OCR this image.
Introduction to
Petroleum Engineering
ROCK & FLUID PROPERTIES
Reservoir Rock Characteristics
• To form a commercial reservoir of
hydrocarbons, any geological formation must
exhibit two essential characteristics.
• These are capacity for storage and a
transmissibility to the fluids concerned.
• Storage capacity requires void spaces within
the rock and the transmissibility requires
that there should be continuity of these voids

- - - - -

**Task directions:** From the listing above, extract every line exactly as it stands.

**Task result:**
OCR this image.
Introduction to
Petroleum Engineering
ROCK & FLUID PROPERTIES
Reservoir Rock Characteristics
• To form a commercial reservoir of
hydrocarbons, any geological formation must
exhibit two essential characteristics.
• These are capacity for storage and a
transmissibility to the fluids concerned.
• Storage capacity requires void spaces within
the rock and the transmissibility requires
that there should be continuity of these voids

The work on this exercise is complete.